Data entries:

****

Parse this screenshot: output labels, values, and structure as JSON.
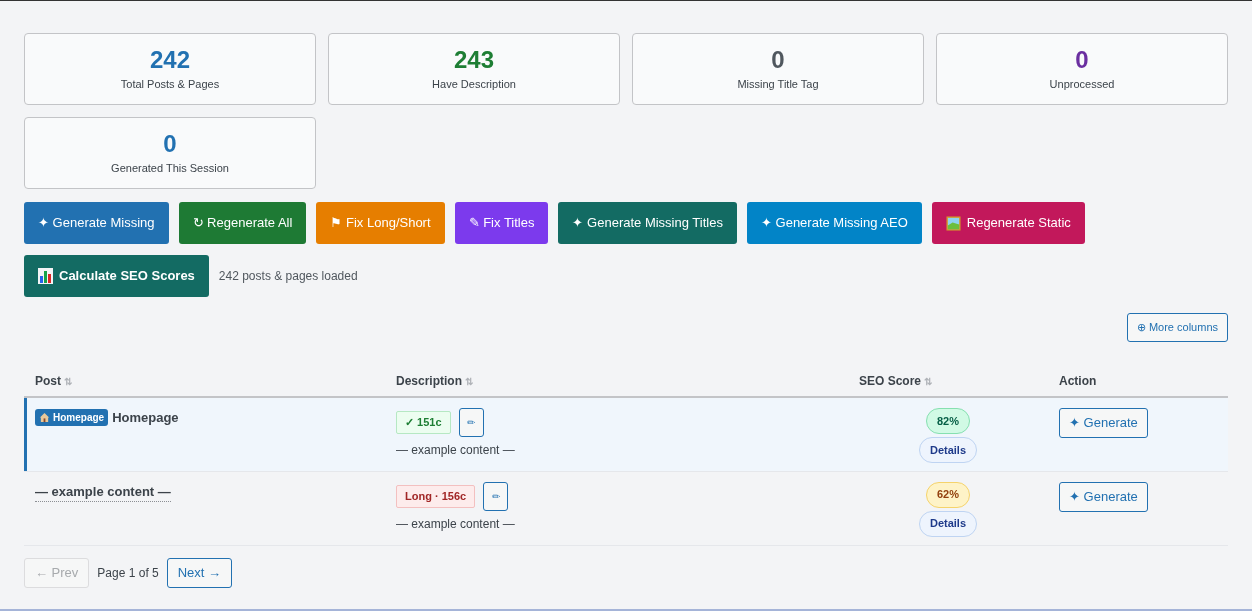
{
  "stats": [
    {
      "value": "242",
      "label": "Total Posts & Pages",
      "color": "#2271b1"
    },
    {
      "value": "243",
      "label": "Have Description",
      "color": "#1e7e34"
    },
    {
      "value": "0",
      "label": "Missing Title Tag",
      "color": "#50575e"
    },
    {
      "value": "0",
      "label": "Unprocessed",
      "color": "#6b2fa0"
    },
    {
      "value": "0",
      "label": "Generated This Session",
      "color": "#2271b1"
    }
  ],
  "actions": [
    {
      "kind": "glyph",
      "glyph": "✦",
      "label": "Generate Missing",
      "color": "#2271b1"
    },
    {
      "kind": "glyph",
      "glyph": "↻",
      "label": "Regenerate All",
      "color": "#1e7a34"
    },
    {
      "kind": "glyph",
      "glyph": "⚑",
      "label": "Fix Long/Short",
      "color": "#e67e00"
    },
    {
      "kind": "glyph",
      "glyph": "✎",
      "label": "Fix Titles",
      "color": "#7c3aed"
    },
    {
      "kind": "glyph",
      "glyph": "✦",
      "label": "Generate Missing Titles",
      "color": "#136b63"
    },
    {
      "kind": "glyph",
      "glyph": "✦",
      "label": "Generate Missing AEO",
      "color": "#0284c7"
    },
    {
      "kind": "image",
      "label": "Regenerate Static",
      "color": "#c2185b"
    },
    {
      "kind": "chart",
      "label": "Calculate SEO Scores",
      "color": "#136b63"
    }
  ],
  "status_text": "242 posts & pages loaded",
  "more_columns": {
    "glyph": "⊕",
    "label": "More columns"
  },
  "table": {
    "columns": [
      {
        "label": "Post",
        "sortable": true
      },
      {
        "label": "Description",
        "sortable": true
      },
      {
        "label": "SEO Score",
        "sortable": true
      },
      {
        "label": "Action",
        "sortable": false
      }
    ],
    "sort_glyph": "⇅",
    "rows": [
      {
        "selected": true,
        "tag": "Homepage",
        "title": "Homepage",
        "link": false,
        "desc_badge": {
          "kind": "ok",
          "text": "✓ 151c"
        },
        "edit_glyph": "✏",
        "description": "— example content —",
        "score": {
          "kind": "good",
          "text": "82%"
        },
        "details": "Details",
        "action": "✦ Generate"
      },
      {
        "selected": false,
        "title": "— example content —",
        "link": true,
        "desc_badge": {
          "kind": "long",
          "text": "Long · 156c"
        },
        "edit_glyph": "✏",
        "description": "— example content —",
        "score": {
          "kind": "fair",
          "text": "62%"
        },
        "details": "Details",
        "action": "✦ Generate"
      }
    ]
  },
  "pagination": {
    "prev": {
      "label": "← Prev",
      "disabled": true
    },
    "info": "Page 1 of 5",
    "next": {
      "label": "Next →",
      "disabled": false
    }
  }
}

****

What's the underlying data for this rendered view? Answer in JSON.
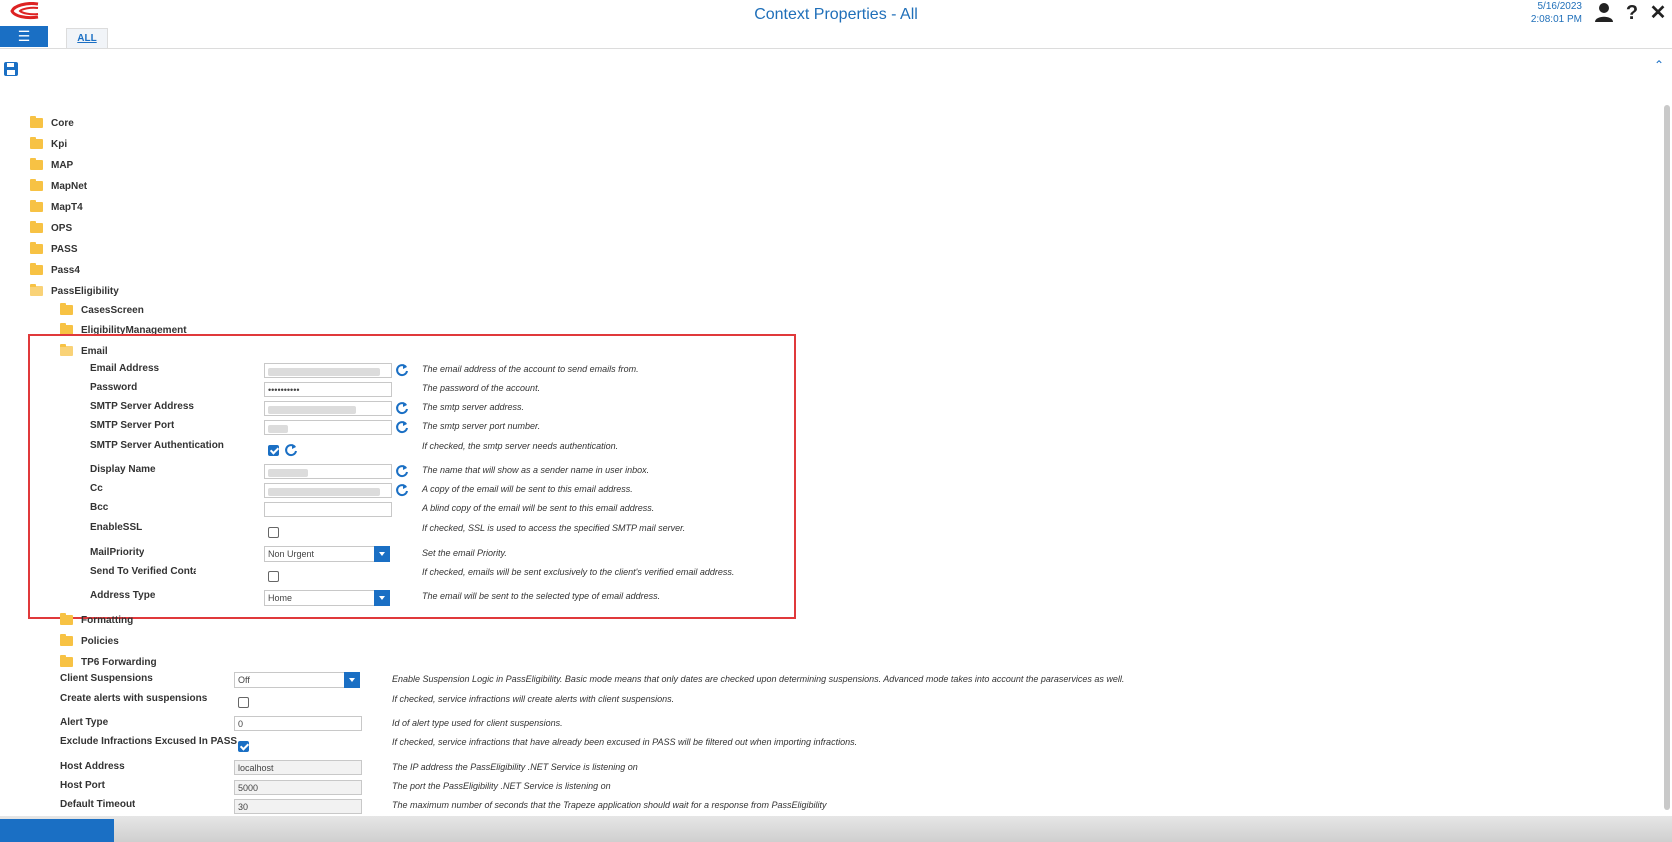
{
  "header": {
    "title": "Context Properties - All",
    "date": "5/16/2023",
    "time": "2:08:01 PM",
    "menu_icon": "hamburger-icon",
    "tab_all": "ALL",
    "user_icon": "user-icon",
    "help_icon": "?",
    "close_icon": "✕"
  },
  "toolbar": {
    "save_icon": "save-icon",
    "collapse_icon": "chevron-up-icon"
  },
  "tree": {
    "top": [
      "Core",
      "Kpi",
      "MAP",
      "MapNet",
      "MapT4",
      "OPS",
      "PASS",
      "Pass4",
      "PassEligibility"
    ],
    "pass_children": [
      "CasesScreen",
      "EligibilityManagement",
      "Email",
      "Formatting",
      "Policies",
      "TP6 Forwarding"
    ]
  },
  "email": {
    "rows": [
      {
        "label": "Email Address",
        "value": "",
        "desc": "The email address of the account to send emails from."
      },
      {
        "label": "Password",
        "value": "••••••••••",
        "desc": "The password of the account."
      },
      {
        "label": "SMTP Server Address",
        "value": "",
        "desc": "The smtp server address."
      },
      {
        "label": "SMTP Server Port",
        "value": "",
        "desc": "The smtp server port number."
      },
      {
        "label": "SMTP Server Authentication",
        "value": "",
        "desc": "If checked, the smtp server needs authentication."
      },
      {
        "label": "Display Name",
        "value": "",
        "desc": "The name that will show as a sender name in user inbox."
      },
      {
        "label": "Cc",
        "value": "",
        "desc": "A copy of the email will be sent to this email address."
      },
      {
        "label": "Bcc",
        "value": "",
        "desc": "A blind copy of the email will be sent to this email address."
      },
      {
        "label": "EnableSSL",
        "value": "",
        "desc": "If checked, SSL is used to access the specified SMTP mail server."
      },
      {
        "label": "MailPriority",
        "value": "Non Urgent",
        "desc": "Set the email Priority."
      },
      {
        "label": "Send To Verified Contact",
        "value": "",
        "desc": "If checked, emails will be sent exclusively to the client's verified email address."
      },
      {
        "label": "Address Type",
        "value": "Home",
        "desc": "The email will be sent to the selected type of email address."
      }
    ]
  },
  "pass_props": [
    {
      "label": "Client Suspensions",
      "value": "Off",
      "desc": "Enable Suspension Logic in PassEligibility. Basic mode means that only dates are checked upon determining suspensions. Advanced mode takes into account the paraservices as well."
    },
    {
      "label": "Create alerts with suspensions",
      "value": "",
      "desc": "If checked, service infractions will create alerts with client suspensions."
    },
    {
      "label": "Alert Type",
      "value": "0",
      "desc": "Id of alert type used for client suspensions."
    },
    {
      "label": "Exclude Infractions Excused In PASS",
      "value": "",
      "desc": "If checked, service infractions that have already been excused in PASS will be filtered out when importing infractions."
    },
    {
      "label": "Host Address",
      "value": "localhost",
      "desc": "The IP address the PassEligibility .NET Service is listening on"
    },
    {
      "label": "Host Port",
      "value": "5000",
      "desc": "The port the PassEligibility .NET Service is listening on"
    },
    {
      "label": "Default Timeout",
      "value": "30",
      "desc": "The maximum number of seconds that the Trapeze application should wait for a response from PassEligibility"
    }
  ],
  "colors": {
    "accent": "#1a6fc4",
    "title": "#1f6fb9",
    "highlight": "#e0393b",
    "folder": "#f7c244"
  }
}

****

Note each line of the entries that has "Regenerate" in it, and copy those lines.

      "label": "Regenerate All",
      "label": "Regenerate Static",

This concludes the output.